• CHALLENGE: Locate all lines in the data below that hold "name" and show them.
____ EXTRACTED INFORMATION
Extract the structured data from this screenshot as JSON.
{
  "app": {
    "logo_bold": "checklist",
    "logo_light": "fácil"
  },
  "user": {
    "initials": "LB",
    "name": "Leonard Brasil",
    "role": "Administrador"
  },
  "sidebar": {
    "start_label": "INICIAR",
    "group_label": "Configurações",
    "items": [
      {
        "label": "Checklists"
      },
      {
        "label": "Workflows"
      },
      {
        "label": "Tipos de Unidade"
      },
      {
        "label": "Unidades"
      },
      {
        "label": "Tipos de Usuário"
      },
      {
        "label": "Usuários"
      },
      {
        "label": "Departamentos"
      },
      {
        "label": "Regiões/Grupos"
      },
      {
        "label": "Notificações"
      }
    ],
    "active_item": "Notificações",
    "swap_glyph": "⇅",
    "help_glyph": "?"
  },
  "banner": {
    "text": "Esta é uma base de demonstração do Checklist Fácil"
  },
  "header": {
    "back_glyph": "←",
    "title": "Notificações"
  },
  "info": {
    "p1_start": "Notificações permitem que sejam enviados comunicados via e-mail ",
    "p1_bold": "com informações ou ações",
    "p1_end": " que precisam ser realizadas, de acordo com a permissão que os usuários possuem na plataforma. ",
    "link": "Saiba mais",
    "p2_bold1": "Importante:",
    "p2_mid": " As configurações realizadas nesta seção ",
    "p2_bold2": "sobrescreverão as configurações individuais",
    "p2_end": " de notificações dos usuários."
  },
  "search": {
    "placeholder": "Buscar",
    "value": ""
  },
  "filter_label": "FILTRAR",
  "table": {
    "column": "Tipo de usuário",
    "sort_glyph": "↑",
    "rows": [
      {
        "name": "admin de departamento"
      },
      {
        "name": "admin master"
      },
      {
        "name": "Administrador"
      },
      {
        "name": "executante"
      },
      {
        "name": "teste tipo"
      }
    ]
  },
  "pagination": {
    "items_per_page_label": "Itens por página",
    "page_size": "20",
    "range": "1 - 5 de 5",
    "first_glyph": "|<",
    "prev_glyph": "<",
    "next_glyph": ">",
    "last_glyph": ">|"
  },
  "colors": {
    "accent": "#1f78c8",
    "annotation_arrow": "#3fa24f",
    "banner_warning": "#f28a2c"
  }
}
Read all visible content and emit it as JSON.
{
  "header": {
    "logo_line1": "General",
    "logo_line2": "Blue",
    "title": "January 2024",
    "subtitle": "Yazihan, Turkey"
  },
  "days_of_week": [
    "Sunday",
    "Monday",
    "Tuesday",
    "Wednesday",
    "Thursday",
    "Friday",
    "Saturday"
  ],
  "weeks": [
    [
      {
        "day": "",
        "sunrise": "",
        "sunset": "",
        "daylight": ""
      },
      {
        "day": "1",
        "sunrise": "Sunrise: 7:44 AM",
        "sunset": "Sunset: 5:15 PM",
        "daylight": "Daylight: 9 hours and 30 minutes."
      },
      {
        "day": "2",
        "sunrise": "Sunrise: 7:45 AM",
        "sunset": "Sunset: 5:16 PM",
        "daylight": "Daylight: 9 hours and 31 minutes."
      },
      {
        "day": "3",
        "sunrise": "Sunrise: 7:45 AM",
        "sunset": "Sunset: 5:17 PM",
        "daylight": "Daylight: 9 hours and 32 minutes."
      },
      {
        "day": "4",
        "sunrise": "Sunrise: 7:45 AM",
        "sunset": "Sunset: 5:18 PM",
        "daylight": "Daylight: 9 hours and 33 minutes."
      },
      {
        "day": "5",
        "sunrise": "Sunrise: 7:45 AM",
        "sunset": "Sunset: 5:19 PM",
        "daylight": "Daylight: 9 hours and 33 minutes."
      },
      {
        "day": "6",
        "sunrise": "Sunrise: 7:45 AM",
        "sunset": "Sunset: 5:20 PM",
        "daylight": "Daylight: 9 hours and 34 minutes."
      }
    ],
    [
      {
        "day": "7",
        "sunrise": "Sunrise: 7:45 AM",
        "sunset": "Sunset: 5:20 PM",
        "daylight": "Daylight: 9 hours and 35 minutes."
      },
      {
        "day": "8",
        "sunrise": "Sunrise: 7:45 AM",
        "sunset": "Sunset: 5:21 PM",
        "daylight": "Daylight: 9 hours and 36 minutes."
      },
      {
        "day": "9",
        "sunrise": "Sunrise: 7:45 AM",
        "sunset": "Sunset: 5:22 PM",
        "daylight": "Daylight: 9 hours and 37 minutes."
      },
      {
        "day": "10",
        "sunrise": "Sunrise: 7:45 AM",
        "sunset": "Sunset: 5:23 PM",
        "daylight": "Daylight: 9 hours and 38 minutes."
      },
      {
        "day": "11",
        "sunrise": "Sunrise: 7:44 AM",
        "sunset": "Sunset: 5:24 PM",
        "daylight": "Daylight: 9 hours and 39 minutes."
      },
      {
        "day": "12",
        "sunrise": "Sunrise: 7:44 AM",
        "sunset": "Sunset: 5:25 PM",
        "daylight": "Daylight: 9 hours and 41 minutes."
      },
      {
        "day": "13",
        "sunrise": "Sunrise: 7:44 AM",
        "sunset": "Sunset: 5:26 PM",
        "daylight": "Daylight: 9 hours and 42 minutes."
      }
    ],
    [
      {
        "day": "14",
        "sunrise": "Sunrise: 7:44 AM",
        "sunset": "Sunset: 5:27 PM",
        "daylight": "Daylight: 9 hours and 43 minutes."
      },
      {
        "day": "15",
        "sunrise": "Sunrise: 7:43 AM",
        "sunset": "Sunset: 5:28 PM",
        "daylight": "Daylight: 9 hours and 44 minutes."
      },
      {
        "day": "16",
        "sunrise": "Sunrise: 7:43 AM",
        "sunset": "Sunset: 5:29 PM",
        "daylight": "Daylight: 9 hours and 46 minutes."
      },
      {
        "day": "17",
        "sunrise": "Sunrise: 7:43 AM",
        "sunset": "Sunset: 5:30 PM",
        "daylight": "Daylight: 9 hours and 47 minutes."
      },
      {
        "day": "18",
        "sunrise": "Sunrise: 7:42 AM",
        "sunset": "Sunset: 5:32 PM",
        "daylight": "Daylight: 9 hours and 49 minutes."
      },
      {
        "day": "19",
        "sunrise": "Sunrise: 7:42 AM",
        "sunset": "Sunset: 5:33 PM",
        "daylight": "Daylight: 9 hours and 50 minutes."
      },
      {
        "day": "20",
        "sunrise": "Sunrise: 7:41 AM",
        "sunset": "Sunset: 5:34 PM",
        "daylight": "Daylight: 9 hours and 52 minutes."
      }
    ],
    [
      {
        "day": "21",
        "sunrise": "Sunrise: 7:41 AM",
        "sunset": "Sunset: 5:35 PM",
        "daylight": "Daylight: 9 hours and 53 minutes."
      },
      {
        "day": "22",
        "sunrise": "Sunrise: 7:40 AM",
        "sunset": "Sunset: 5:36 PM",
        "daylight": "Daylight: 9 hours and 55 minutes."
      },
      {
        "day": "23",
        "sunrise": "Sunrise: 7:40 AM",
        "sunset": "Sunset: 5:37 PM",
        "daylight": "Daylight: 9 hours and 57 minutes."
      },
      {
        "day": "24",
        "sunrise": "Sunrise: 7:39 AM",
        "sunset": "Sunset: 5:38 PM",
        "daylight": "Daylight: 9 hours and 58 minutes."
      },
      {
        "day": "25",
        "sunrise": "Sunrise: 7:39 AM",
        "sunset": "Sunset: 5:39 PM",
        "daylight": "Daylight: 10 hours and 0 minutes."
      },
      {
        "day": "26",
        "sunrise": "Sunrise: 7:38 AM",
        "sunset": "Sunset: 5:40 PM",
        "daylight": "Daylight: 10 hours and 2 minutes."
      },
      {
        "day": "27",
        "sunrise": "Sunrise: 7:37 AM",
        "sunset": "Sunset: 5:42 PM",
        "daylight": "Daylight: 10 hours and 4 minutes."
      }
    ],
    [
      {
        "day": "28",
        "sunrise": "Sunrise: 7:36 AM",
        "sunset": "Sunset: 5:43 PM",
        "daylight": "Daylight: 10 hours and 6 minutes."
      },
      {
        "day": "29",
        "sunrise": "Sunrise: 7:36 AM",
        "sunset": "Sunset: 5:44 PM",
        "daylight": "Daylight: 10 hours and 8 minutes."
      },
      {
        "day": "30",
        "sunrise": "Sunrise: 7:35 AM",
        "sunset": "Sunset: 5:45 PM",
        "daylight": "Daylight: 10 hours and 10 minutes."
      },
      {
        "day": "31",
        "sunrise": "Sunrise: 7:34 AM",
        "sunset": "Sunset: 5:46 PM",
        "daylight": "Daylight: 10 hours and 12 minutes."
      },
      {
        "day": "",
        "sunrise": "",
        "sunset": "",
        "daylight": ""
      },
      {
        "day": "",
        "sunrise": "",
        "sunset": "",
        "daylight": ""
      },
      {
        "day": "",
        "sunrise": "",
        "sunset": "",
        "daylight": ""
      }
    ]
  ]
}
________
• COMPLETED EXERCISE:
    "name": "Leonard Brasil",
        "name": "admin de departamento"
        "name": "admin master"
        "name": "Administrador"
        "name": "executante"
        "name": "teste tipo"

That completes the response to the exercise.